» Stored items:
(begin)

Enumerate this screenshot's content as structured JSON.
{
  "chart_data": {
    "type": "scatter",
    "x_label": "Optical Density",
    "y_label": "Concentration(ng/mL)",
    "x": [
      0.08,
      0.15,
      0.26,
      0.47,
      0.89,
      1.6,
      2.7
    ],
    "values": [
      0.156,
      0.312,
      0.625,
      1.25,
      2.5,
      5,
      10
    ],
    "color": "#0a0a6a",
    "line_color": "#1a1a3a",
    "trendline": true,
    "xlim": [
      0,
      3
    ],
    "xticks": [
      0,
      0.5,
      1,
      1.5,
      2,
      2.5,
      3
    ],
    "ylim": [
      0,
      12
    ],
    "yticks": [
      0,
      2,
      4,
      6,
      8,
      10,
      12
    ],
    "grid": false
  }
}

(end)
(begin)

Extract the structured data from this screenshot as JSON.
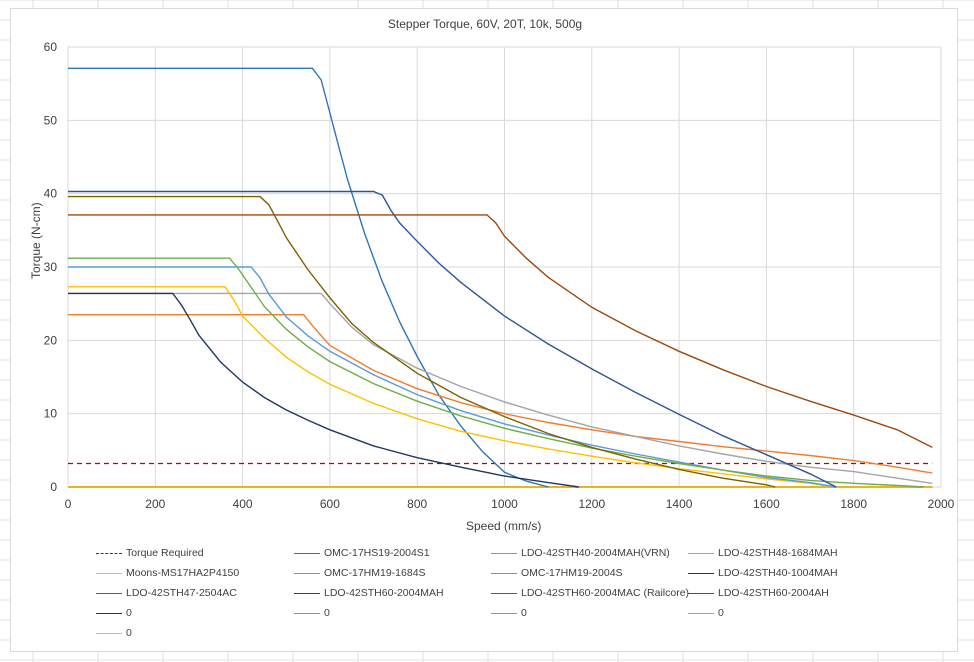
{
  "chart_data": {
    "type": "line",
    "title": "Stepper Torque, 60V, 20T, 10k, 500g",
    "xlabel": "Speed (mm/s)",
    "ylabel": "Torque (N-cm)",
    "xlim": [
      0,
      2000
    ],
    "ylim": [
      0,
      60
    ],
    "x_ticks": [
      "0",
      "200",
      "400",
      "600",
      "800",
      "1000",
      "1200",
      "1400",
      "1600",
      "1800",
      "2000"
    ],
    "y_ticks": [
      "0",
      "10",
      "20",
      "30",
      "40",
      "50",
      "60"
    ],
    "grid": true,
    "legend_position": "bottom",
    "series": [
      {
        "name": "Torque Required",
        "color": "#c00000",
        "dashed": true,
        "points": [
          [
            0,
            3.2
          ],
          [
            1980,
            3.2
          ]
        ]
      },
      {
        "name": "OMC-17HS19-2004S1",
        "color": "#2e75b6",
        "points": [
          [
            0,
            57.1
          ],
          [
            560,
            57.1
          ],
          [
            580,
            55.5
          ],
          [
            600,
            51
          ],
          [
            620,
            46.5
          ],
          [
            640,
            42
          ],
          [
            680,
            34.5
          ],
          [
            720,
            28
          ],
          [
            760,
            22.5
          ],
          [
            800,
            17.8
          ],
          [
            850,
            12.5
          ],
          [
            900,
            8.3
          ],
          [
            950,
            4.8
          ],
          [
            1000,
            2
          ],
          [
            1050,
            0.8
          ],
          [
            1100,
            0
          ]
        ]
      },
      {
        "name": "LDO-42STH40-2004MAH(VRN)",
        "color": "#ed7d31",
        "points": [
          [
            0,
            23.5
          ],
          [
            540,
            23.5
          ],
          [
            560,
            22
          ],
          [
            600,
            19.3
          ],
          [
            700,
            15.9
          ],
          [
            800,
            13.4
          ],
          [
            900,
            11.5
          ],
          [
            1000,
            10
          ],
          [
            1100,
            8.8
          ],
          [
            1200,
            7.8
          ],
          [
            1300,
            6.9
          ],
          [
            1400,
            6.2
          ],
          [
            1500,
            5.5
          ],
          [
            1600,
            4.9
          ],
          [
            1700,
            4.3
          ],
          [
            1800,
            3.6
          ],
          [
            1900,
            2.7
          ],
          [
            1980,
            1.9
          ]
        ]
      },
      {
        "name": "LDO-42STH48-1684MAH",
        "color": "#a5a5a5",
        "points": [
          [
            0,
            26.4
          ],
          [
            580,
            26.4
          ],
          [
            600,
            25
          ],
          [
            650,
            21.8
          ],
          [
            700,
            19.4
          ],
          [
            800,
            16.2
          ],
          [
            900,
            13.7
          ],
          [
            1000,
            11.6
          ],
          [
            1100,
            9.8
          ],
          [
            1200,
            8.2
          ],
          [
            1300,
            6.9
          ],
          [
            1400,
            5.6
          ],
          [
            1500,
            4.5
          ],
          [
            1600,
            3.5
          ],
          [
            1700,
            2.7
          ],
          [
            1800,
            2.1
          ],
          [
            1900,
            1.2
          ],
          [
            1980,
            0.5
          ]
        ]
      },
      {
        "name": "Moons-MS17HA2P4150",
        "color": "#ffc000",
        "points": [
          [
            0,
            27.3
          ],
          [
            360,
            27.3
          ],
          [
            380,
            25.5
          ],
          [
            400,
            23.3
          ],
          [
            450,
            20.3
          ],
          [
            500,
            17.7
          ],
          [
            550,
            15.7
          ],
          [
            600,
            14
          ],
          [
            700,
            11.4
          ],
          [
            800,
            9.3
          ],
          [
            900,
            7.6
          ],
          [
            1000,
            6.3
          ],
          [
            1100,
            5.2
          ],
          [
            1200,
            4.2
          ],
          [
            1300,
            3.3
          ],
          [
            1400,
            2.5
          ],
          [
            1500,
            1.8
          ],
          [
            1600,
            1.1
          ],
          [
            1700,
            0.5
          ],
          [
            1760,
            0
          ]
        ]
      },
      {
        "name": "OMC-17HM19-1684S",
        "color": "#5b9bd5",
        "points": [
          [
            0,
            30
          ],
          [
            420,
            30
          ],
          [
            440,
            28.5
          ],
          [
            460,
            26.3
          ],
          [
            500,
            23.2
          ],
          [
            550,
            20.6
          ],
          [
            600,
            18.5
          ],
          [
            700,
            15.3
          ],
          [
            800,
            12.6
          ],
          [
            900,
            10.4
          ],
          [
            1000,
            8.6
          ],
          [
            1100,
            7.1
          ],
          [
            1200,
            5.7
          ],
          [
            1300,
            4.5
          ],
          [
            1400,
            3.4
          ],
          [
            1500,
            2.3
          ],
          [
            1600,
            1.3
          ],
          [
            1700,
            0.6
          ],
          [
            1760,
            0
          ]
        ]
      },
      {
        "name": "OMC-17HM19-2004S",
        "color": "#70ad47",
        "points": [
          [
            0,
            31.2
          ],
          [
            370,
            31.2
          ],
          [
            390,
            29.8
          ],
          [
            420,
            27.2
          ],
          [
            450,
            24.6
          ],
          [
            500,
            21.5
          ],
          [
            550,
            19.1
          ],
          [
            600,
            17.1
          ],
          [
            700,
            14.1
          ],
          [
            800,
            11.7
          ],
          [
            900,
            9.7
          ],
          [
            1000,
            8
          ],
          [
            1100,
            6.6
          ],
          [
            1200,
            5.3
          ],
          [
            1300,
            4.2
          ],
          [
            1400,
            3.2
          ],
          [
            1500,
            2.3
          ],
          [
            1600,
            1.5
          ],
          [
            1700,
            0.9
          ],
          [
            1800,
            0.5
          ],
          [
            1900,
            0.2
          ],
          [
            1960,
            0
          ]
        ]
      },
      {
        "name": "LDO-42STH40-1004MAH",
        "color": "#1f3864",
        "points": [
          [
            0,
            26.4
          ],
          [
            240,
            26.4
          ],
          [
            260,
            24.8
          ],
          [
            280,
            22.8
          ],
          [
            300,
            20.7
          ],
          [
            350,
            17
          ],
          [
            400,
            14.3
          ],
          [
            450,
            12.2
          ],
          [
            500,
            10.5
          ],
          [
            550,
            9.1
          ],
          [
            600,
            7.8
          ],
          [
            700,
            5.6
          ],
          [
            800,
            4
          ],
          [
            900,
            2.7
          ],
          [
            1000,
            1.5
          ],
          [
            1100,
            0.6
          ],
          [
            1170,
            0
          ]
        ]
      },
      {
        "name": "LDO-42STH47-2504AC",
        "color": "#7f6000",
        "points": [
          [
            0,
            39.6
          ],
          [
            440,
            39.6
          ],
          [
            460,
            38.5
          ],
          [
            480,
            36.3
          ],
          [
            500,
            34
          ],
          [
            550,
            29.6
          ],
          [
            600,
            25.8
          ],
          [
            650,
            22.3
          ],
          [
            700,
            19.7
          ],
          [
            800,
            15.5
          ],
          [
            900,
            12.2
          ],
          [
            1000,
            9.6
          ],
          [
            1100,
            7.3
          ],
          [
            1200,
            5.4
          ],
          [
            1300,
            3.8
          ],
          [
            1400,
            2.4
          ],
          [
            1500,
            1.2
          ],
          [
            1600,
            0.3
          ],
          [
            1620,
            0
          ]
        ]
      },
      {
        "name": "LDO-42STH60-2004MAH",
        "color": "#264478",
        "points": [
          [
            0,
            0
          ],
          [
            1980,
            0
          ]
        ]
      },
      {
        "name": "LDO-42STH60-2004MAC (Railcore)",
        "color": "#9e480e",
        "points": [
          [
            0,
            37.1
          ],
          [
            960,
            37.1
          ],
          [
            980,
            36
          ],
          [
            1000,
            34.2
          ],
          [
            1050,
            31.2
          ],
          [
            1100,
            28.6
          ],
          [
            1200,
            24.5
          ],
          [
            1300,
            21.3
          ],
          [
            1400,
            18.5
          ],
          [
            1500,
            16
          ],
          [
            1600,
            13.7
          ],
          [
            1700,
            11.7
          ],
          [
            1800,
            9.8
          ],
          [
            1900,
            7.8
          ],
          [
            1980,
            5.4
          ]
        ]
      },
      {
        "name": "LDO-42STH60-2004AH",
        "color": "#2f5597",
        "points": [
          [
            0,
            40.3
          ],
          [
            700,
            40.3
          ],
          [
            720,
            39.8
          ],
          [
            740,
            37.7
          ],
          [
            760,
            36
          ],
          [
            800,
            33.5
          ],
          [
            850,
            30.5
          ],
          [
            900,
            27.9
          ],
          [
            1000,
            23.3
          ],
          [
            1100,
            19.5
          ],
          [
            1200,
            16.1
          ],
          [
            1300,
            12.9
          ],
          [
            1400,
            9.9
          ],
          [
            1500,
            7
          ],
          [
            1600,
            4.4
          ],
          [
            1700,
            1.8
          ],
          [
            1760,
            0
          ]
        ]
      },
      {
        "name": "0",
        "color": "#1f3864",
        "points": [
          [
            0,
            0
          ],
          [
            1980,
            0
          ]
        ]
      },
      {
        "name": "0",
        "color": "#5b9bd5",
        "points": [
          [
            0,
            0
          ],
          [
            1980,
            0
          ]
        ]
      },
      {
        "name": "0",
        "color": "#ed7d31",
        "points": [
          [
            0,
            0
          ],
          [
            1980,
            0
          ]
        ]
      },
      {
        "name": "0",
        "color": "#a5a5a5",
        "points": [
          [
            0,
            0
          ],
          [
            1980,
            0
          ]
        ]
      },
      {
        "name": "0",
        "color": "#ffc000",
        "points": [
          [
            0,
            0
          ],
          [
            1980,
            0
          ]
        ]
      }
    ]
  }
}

(end)

» Problem requirements:
Go over the entries above and say how many lines hold the string "screenshot", with no other text.

» Exercise answer:
2